* begin *

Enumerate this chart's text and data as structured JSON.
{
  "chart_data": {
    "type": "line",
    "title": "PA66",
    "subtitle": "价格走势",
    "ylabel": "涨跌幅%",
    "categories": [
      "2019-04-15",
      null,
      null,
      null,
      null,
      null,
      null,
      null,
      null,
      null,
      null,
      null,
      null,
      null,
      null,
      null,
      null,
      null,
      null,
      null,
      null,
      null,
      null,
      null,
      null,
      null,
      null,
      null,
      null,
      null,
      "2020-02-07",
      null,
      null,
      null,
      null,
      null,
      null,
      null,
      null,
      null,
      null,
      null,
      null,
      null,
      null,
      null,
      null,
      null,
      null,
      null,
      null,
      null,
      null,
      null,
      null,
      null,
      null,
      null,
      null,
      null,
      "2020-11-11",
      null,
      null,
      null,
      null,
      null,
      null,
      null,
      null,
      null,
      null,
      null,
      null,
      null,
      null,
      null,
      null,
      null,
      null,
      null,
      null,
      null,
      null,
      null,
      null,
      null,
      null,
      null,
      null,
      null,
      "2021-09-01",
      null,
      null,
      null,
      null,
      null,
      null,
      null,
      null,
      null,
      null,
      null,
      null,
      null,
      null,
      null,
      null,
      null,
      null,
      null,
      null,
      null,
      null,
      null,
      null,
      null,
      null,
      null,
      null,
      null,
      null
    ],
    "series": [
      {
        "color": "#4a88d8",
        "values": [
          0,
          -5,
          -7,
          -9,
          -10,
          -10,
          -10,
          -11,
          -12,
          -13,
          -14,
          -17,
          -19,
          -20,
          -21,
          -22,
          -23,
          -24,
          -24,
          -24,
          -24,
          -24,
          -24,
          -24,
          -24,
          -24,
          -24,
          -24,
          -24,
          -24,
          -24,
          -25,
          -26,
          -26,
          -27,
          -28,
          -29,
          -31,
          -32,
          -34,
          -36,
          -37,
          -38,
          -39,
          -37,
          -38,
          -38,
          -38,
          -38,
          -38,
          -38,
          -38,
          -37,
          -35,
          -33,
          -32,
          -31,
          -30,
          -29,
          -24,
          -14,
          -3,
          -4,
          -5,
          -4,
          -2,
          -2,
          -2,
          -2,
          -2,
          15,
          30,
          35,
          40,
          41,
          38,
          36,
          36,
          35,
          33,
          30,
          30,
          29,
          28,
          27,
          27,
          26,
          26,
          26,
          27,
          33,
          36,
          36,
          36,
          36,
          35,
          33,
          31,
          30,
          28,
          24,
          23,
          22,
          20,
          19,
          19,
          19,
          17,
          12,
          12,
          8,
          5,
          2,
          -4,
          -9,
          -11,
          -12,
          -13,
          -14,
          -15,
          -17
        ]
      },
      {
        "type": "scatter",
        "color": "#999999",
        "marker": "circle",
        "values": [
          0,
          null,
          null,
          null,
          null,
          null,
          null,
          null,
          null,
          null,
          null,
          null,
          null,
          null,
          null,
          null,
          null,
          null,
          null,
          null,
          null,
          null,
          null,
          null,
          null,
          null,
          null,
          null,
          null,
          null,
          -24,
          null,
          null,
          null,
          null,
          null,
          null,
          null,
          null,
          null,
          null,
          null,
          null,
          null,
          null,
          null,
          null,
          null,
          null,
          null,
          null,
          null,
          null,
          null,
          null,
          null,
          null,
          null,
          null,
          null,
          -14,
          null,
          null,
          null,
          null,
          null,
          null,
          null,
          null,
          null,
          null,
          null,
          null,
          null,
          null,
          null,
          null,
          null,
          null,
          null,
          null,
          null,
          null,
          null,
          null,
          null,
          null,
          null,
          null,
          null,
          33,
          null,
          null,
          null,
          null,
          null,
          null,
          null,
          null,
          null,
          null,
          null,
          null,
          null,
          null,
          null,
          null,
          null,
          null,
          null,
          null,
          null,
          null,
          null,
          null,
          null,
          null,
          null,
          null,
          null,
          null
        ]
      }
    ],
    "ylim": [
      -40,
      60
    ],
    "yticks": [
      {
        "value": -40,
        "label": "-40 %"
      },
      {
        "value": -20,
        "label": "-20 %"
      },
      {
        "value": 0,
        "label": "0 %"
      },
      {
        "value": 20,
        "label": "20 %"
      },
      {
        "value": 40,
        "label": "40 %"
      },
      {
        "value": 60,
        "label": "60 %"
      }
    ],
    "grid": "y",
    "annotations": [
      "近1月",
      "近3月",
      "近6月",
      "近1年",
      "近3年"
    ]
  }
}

* end *

WORK INSTRUCTIONS
Using the exact wording, write out all of the records.

EXERCISE OUTPUT
Enumerate this chart's text and data as structured JSON.
{
  "chart_data": {
    "type": "line",
    "title": "PA66",
    "subtitle": "价格走势",
    "ylabel": "涨跌幅%",
    "categories": [
      "2019-04-15",
      null,
      null,
      null,
      null,
      null,
      null,
      null,
      null,
      null,
      null,
      null,
      null,
      null,
      null,
      null,
      null,
      null,
      null,
      null,
      null,
      null,
      null,
      null,
      null,
      null,
      null,
      null,
      null,
      null,
      "2020-02-07",
      null,
      null,
      null,
      null,
      null,
      null,
      null,
      null,
      null,
      null,
      null,
      null,
      null,
      null,
      null,
      null,
      null,
      null,
      null,
      null,
      null,
      null,
      null,
      null,
      null,
      null,
      null,
      null,
      null,
      "2020-11-11",
      null,
      null,
      null,
      null,
      null,
      null,
      null,
      null,
      null,
      null,
      null,
      null,
      null,
      null,
      null,
      null,
      null,
      null,
      null,
      null,
      null,
      null,
      null,
      null,
      null,
      null,
      null,
      null,
      null,
      "2021-09-01",
      null,
      null,
      null,
      null,
      null,
      null,
      null,
      null,
      null,
      null,
      null,
      null,
      null,
      null,
      null,
      null,
      null,
      null,
      null,
      null,
      null,
      null,
      null,
      null,
      null,
      null,
      null,
      null,
      null,
      null
    ],
    "series": [
      {
        "color": "#4a88d8",
        "values": [
          0,
          -5,
          -7,
          -9,
          -10,
          -10,
          -10,
          -11,
          -12,
          -13,
          -14,
          -17,
          -19,
          -20,
          -21,
          -22,
          -23,
          -24,
          -24,
          -24,
          -24,
          -24,
          -24,
          -24,
          -24,
          -24,
          -24,
          -24,
          -24,
          -24,
          -24,
          -25,
          -26,
          -26,
          -27,
          -28,
          -29,
          -31,
          -32,
          -34,
          -36,
          -37,
          -38,
          -39,
          -37,
          -38,
          -38,
          -38,
          -38,
          -38,
          -38,
          -38,
          -37,
          -35,
          -33,
          -32,
          -31,
          -30,
          -29,
          -24,
          -14,
          -3,
          -4,
          -5,
          -4,
          -2,
          -2,
          -2,
          -2,
          -2,
          15,
          30,
          35,
          40,
          41,
          38,
          36,
          36,
          35,
          33,
          30,
          30,
          29,
          28,
          27,
          27,
          26,
          26,
          26,
          27,
          33,
          36,
          36,
          36,
          36,
          35,
          33,
          31,
          30,
          28,
          24,
          23,
          22,
          20,
          19,
          19,
          19,
          17,
          12,
          12,
          8,
          5,
          2,
          -4,
          -9,
          -11,
          -12,
          -13,
          -14,
          -15,
          -17
        ]
      },
      {
        "type": "scatter",
        "color": "#999999",
        "marker": "circle",
        "values": [
          0,
          null,
          null,
          null,
          null,
          null,
          null,
          null,
          null,
          null,
          null,
          null,
          null,
          null,
          null,
          null,
          null,
          null,
          null,
          null,
          null,
          null,
          null,
          null,
          null,
          null,
          null,
          null,
          null,
          null,
          -24,
          null,
          null,
          null,
          null,
          null,
          null,
          null,
          null,
          null,
          null,
          null,
          null,
          null,
          null,
          null,
          null,
          null,
          null,
          null,
          null,
          null,
          null,
          null,
          null,
          null,
          null,
          null,
          null,
          null,
          -14,
          null,
          null,
          null,
          null,
          null,
          null,
          null,
          null,
          null,
          null,
          null,
          null,
          null,
          null,
          null,
          null,
          null,
          null,
          null,
          null,
          null,
          null,
          null,
          null,
          null,
          null,
          null,
          null,
          null,
          33,
          null,
          null,
          null,
          null,
          null,
          null,
          null,
          null,
          null,
          null,
          null,
          null,
          null,
          null,
          null,
          null,
          null,
          null,
          null,
          null,
          null,
          null,
          null,
          null,
          null,
          null,
          null,
          null,
          null,
          null
        ]
      }
    ],
    "ylim": [
      -40,
      60
    ],
    "yticks": [
      {
        "value": -40,
        "label": "-40 %"
      },
      {
        "value": -20,
        "label": "-20 %"
      },
      {
        "value": 0,
        "label": "0 %"
      },
      {
        "value": 20,
        "label": "20 %"
      },
      {
        "value": 40,
        "label": "40 %"
      },
      {
        "value": 60,
        "label": "60 %"
      }
    ],
    "grid": "y",
    "annotations": [
      "近1月",
      "近3月",
      "近6月",
      "近1年",
      "近3年"
    ]
  }
}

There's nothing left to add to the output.